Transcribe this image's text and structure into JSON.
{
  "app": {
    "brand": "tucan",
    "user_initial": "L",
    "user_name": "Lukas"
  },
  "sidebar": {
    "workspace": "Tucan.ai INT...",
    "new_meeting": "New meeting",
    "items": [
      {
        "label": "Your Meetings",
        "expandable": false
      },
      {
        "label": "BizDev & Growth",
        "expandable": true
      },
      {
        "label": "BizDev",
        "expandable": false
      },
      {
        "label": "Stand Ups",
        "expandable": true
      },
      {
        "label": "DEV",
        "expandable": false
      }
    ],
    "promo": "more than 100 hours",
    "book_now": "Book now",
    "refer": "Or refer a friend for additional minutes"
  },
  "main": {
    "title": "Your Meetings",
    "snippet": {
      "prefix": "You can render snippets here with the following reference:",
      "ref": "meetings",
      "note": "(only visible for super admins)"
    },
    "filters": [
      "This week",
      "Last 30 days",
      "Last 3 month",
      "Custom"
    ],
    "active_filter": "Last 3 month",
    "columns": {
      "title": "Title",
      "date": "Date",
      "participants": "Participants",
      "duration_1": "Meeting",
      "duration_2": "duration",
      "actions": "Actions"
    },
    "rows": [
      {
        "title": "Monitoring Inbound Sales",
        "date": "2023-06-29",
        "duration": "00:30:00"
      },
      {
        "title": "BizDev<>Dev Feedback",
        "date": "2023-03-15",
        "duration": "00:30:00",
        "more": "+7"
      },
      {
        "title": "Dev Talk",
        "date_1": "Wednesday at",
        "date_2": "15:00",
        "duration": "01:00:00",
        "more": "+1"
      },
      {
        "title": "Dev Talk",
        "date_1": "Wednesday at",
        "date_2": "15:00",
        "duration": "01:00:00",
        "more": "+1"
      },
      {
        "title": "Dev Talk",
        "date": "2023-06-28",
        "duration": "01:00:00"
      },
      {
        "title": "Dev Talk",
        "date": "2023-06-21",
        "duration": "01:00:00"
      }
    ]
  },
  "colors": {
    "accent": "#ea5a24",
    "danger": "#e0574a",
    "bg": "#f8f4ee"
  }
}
^^^^^^^^
**WORK TO BE COMPLETED**
From the data above, work out how many lines hold "label". Answer with the number alone.

**THE SOLUTION**
5